### Requirements
1) In the passage about the extra Isaiah verses, repeat word for word the portion starting with "In addition to" and going on through "the KJV Bible.".
2) According to the passage about the extra Isaiah verses, why could an alteration of Isaiah's words on the Brass Plates not have gone unnoticed? Answer in one to three sentences.
3) List every numbered reason the passage about the extra Isaiah verses gives against assigning those verses to Nephi.

### Extract provided
The trouble with assigning the extraneous verses to Nephi is that it creates more problems than it solves. Firstly, Nephi’s habit of likening the scriptures unto himself offers no support for this thesis, since neither the learned nor unlearned man refer to him or anyone else in his spatial or temporal locality. If anyone was likening the scriptures unto himself, it was Joseph Smith. Secondly, if Nephi could assign unprecedented new meaning to scripture, then why couldn’t Joseph? What purpose does the middle-man serve? Thirdly, since the Brass Plates served as the basic scriptures of the Nephite nation, and were passed down by all the major prophets from Nephi to Mormon, any alteration of the words of Isaiah could not have gone unnoticed; i.e., metal engravings are not easily erased. Fourthly, Joseph Smith never attributed the extra verses to Nephi. In all of his writings, translations and oral communications he credited the prophesy to Isaiah. If the prophecy was Nephi’s, then why did Moroni attribute it to Isaiah and why did the Lord mislead JS in translating the Bible?

In addition to the above considerations there is the textual evidence. Chapter XI in the 1830 BoM quotes virtually all of KJV-Isaiah 29, except for the first two “Ariel” verses, which clearly address Jerusalem (not New York). The 2 Nephi 27/28 chapter break in the printer’s manuscript, 1830 edition and modern edition coincides with the Isaiah 29/30 chapter break in the KJV Bible.

Printer’s Manuscript with Chapter XII inserted at end of KJV-Isaiah 29

Chapter break in 1830 ed. coinciding with end of Isaiah 29

Chapter breaks did not exist in the Bible until Archbishop Stephen Langton put them there in the 13th century. The most that could have existed on the Brass Plates, were setumah or petuhah demarcating much shorter text units.

Element box annotations

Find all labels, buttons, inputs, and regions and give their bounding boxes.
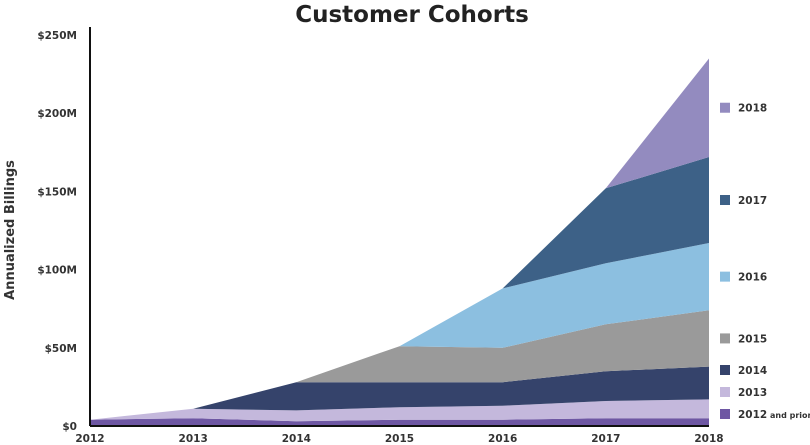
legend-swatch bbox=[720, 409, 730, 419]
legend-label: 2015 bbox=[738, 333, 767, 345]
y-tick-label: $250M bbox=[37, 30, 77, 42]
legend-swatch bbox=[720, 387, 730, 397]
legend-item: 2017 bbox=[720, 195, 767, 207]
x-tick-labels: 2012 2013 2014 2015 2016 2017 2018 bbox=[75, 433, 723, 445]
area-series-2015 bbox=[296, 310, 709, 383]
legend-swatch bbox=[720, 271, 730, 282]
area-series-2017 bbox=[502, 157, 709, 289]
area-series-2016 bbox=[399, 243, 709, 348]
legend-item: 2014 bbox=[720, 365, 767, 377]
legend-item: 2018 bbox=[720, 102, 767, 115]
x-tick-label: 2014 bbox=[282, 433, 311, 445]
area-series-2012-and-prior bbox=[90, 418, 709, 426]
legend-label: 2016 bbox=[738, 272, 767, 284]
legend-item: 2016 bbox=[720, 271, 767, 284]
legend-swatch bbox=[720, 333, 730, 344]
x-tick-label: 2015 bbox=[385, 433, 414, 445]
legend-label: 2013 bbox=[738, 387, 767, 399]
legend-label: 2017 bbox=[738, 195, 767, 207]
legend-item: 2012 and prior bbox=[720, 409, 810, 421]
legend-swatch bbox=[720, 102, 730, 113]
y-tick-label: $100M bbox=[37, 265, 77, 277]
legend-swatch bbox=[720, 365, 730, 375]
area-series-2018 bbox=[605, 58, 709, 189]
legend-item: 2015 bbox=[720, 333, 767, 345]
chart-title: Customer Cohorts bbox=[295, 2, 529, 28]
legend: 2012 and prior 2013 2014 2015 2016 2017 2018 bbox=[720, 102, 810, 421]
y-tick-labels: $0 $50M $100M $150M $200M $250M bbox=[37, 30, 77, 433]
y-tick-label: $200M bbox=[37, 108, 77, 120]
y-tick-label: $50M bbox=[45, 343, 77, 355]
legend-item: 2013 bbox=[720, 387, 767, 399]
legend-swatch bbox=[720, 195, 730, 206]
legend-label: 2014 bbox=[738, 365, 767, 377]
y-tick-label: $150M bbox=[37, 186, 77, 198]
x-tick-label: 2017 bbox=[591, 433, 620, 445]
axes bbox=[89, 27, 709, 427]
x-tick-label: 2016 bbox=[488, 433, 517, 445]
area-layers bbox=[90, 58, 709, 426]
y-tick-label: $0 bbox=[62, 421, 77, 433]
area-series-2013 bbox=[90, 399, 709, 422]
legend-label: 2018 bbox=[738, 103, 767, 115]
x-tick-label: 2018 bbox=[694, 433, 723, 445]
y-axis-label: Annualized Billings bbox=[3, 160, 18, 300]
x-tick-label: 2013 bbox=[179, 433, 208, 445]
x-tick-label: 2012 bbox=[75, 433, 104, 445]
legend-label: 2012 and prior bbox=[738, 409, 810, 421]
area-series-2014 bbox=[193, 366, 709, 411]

### Outputs for the tasks
1)
In addition to the above considerations there is the textual evidence. Chapter XI in the 1830 BoM quotes virtually all of KJV-Isaiah 29, except for the first two “Ariel” verses, which clearly address Jerusalem (not New York). The 2 Nephi 27/28 chapter break in the printer’s manuscript, 1830 edition and modern edition coincides with the Isaiah 29/30 chapter break in the KJV Bible.

2) The Brass Plates were the basic scriptures of the Nephite nation and were passed down by all the major prophets from Nephi to Mormon. They were also metal engravings, which are not easily erased.

3)
1. Nephi's habit of likening the scriptures unto himself offers no support, because neither the learned nor the unlearned man refers to him or to anyone else in his spatial or temporal locality.
2. If Nephi could assign unprecedented new meaning to scripture, Joseph could have done so too, so the middle-man serves no purpose.
3. The Brass Plates were the basic scriptures of the Nephite nation and were passed down by all the major prophets from Nephi to Mormon, so any alteration of Isaiah's words could not have gone unnoticed.
4. Joseph Smith never attributed the extra verses to Nephi and credited the prophecy to Isaiah in all of his writings, translations and oral communications.